> **Exercise directions**
Restate all of the data exactly.

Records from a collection
** Start **

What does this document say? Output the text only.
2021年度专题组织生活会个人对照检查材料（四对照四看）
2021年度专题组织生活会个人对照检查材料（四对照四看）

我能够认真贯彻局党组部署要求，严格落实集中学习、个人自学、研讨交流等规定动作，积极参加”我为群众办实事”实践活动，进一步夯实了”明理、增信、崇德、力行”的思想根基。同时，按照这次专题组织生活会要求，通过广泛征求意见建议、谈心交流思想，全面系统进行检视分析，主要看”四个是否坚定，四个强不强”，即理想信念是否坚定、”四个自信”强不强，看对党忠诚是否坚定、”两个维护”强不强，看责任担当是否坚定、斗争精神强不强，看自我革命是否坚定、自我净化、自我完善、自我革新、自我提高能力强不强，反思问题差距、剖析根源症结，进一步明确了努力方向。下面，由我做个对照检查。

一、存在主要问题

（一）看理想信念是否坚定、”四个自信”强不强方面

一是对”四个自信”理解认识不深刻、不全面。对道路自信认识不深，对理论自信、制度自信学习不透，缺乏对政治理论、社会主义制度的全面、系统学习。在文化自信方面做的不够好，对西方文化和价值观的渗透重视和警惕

** End **

> **Output**
What does this document say? Output the text only.
2021年度专题组织生活会个人对照检查材料（四对照四看）
2021年度专题组织生活会个人对照检查材料（四对照四看）

我能够认真贯彻局党组部署要求，严格落实集中学习、个人自学、研讨交流等规定动作，积极参加”我为群众办实事”实践活动，进一步夯实了”明理、增信、崇德、力行”的思想根基。同时，按照这次专题组织生活会要求，通过广泛征求意见建议、谈心交流思想，全面系统进行检视分析，主要看”四个是否坚定，四个强不强”，即理想信念是否坚定、”四个自信”强不强，看对党忠诚是否坚定、”两个维护”强不强，看责任担当是否坚定、斗争精神强不强，看自我革命是否坚定、自我净化、自我完善、自我革新、自我提高能力强不强，反思问题差距、剖析根源症结，进一步明确了努力方向。下面，由我做个对照检查。

一、存在主要问题

（一）看理想信念是否坚定、”四个自信”强不强方面

一是对”四个自信”理解认识不深刻、不全面。对道路自信认识不深，对理论自信、制度自信学习不透，缺乏对政治理论、社会主义制度的全面、系统学习。在文化自信方面做的不够好，对西方文化和价值观的渗透重视和警惕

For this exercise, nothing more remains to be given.